**Task requirements**
Only the number is wanted: how many lines contain "image"?

**Excerpt from a dataset**
________________
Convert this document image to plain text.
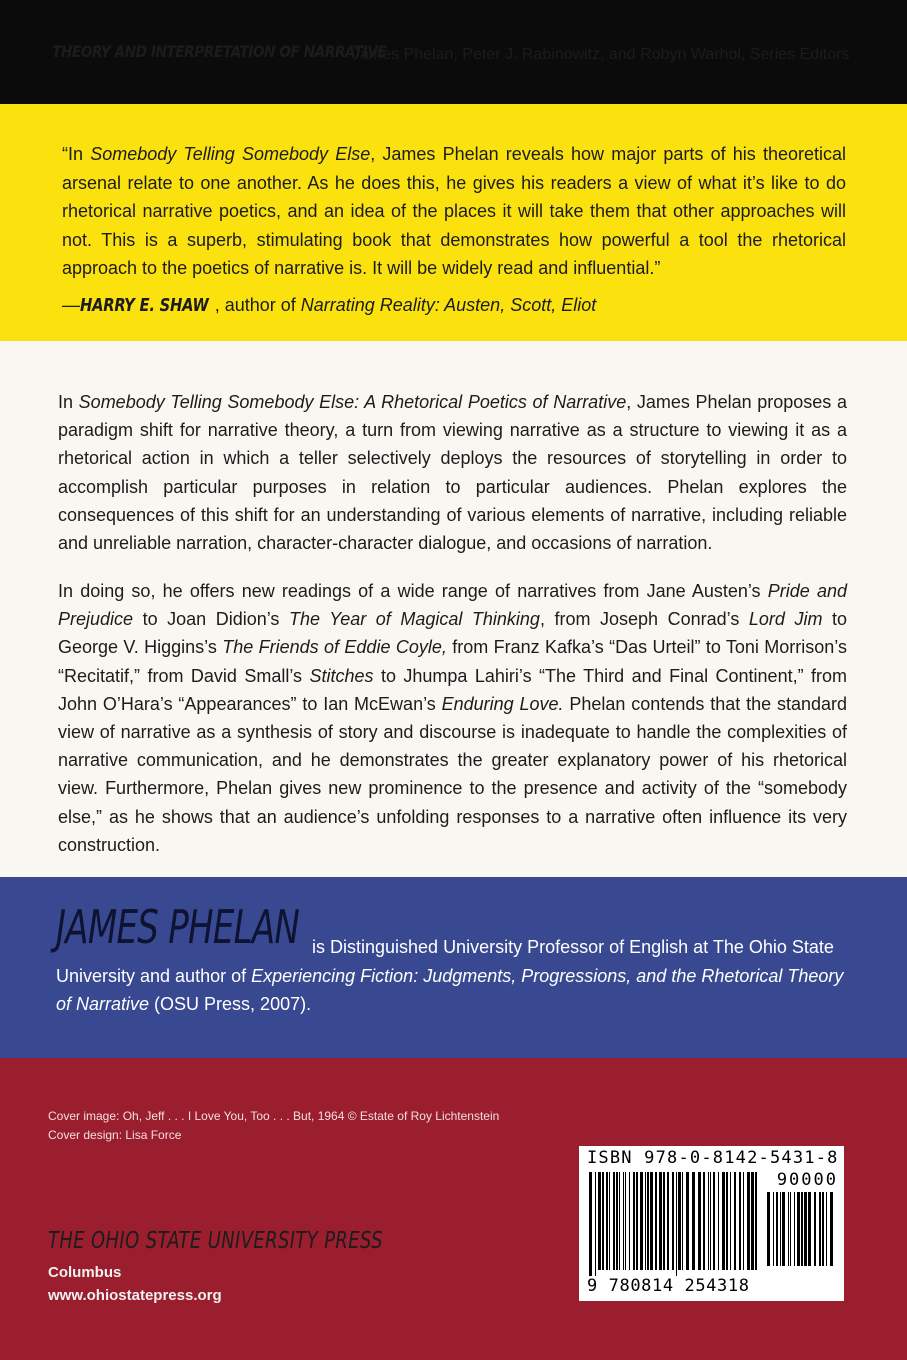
THEORY AND INTERPRETATION OF NARRATIVE
James Phelan, Peter J. Rabinowitz, and Robyn Warhol, Series Editors

“In Somebody Telling Somebody Else, James Phelan reveals how major parts of his theoretical arsenal relate to one another. As he does this, he gives his readers a view of what it’s like to do rhetorical narrative poetics, and an idea of the places it will take them that other approaches will not. This is a superb, stimulating book that demonstrates how powerful a tool the rhetorical approach to the poetics of narrative is. It will be widely read and influential.”

—HARRY E. SHAW , author of Narrating Reality: Austen, Scott, Eliot

In Somebody Telling Somebody Else: A Rhetorical Poetics of Narrative, James Phelan proposes a paradigm shift for narrative theory, a turn from viewing narrative as a structure to viewing it as a rhetorical action in which a teller selectively deploys the resources of storytelling in order to accomplish particular purposes in relation to particular audiences. Phelan explores the consequences of this shift for an understanding of various elements of narrative, including reliable and unreliable narration, character-character dialogue, and occasions of narration.

In doing so, he offers new readings of a wide range of narratives from Jane Austen’s Pride and Prejudice to Joan Didion’s The Year of Magical Thinking, from Joseph Conrad’s Lord Jim to George V. Higgins’s The Friends of Eddie Coyle, from Franz Kafka’s “Das Urteil” to Toni Morrison’s “Recitatif,” from David Small’s Stitches to Jhumpa Lahiri’s “The Third and Final Continent,” from John O’Hara’s “Appearances” to Ian McEwan’s Enduring Love. Phelan contends that the standard view of narrative as a synthesis of story and discourse is inadequate to handle the complexities of narrative communication, and he demonstrates the greater explanatory power of his rhetorical view. Furthermore, Phelan gives new prominence to the presence and activity of the “somebody else,” as he shows that an audience’s unfolding responses to a narrative often influence its very construction.

is Distinguished University Professor of English at The Ohio State University and author of Experiencing Fiction: Judgments, Progressions, and the Rhetorical Theory of Narrative (OSU Press, 2007).

JAMES PHELAN
Cover image: Oh, Jeff . . . I Love You, Too . . . But, 1964 © Estate of Roy Lichtenstein
Cover design: Lisa Force
THE OHIO STATE UNIVERSITY PRESS
Columbus
www.ohiostatepress.org
ISBN 978-0-8142-5431-8
90000
9 780814 254318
________________
**Completed exercise**
2